*To do*.
A. For each statement below, say whether the bug-report comment on Windows console history agrees with it, answering yes or no and quoting the deciding words of the comment: (i) A headless console session begins with 4 history buffers that each hold up to 50 commands. (ii) The API offers a function for setting the command history. (iii) Using Windows Terminal changes how Python's ReadConsoleW() call behaves.
B. Reproduce the stretch of the bug-report comment on Windows console history from "As mentioned in" through "Python's ReadConsoleW() call.", word for word.

*Text provided*.

[issue45870] There's no readline module on Windows Python (cmd.Cmd)

Eryk Sun report at bugs.python.org
Sat Nov 27 18:04:59 EST 2021


Eryk Sun <eryksun at gmail.com> added the comment:

> AFAIK the reason command history works in cmd.py on Windows is 
> that it's built into the terminal program. Or maybe into the
> operating system.

As mentioned in msg406800, input editing, history (e.g. up/down arrows, F7 popup, F8 completion), and alias support is implemented by the Windows console host (conhost.exe or openconsole.exe) for ReadFile() and ReadConsole() calls when the input stream is in line-input mode. Currently, it's the same whether a classic console session or a pseudoconsole (headless) session is hosted. When Windows Terminal is used, the overall connection of components looks like Python<->ConDrv (kernel device)<->OpenConsole<->NamedPipe (kernel device)<->Windows Terminal. The headless console's use of Windows Terminal for the user interface doesn't matter to Python's ReadConsoleW() call.

A headless console session always starts with 4 history buffers (one for each attached process) that store up to 50 commands. For a classic console session, the initial number and size of history buffers can be configured in the session properties or defaults. It can always be set dynamically via SetConsoleHistoryInfo(). There's *undocumented* support to get the commands from a history buffer that's associated with the name of an attached process: GetConsoleCommandHistoryLengthW(executable_name) and GetConsoleCommandHistoryW(buffer, buffer_length, executable_name). However, the API provides no function to set the command history. I suppose one could loop over WriteConsoleInputW() and ReadConsoleW() to implement it as a kludge.

Dataset entries
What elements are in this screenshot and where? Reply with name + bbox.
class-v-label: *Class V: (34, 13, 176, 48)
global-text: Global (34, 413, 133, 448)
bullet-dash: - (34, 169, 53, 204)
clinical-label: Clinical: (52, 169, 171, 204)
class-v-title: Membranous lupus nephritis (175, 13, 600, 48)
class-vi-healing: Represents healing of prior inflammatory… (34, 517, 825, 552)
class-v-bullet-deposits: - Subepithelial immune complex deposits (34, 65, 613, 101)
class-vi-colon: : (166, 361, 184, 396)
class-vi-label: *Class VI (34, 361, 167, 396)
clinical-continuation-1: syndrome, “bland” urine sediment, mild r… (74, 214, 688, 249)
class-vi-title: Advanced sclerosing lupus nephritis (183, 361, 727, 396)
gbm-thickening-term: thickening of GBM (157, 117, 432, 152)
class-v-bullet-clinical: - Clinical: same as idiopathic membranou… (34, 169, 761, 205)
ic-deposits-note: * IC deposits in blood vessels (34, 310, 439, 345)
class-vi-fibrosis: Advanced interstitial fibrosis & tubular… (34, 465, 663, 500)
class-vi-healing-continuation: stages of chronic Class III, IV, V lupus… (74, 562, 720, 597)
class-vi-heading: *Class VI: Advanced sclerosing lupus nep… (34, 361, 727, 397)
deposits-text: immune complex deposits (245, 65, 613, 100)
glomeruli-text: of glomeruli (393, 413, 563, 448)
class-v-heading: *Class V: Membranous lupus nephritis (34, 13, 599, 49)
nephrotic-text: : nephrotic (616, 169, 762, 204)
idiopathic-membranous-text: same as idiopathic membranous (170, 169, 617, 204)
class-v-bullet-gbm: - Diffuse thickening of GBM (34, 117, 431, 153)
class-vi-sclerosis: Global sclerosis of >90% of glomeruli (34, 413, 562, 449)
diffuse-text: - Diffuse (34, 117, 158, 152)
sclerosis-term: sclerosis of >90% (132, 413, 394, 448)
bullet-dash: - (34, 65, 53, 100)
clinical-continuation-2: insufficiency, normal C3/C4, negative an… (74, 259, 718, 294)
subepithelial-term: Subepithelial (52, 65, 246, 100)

*Per-task answers*.
A.
(i) Yes: "A headless console session always starts with 4 history buffers (one for each attached process) that store up to 50 commands."
(ii) No: "However, the API provides no function to set the command history."
(iii) No: "The headless console's use of Windows Terminal for the user interface doesn't matter to Python's ReadConsoleW() call."

B.
As mentioned in msg406800, input editing, history (e.g. up/down arrows, F7 popup, F8 completion), and alias support is implemented by the Windows console host (conhost.exe or openconsole.exe) for ReadFile() and ReadConsole() calls when the input stream is in line-input mode. Currently, it's the same whether a classic console session or a pseudoconsole (headless) session is hosted. When Windows Terminal is used, the overall connection of components looks like Python<->ConDrv (kernel device)<->OpenConsole<->NamedPipe (kernel device)<->Windows Terminal. The headless console's use of Windows Terminal for the user interface doesn't matter to Python's ReadConsoleW() call.